* start Input records *
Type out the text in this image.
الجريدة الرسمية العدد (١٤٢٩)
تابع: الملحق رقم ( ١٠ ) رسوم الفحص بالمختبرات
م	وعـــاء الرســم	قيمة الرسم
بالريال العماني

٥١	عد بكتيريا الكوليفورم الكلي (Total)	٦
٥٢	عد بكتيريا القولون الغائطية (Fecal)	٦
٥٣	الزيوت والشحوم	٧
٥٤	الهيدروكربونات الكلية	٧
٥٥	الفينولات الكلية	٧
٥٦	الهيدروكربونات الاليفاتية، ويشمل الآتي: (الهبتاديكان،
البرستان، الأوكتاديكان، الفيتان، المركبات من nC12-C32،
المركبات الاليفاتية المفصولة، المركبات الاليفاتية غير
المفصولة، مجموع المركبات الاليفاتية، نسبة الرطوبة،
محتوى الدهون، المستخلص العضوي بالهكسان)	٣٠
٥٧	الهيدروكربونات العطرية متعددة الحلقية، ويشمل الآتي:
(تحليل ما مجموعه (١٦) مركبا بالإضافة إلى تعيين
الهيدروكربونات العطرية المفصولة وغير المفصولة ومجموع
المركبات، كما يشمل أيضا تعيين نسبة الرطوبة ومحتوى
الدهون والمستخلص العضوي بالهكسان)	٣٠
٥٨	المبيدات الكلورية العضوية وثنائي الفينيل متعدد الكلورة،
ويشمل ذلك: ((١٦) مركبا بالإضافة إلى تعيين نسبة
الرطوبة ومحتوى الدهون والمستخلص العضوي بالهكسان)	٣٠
* end Input records *
Exercise prompt:
Each line of the listing above should be output exactly.

Reply:
Type out the text in this image.
الجريدة الرسمية العدد (١٤٢٩)
تابع: الملحق رقم ( ١٠ ) رسوم الفحص بالمختبرات
م	وعـــاء الرســم	قيمة الرسم
بالريال العماني

٥١	عد بكتيريا الكوليفورم الكلي (Total)	٦
٥٢	عد بكتيريا القولون الغائطية (Fecal)	٦
٥٣	الزيوت والشحوم	٧
٥٤	الهيدروكربونات الكلية	٧
٥٥	الفينولات الكلية	٧
٥٦	الهيدروكربونات الاليفاتية، ويشمل الآتي: (الهبتاديكان،
البرستان، الأوكتاديكان، الفيتان، المركبات من nC12-C32،
المركبات الاليفاتية المفصولة، المركبات الاليفاتية غير
المفصولة، مجموع المركبات الاليفاتية، نسبة الرطوبة،
محتوى الدهون، المستخلص العضوي بالهكسان)	٣٠
٥٧	الهيدروكربونات العطرية متعددة الحلقية، ويشمل الآتي:
(تحليل ما مجموعه (١٦) مركبا بالإضافة إلى تعيين
الهيدروكربونات العطرية المفصولة وغير المفصولة ومجموع
المركبات، كما يشمل أيضا تعيين نسبة الرطوبة ومحتوى
الدهون والمستخلص العضوي بالهكسان)	٣٠
٥٨	المبيدات الكلورية العضوية وثنائي الفينيل متعدد الكلورة،
ويشمل ذلك: ((١٦) مركبا بالإضافة إلى تعيين نسبة
الرطوبة ومحتوى الدهون والمستخلص العضوي بالهكسان)	٣٠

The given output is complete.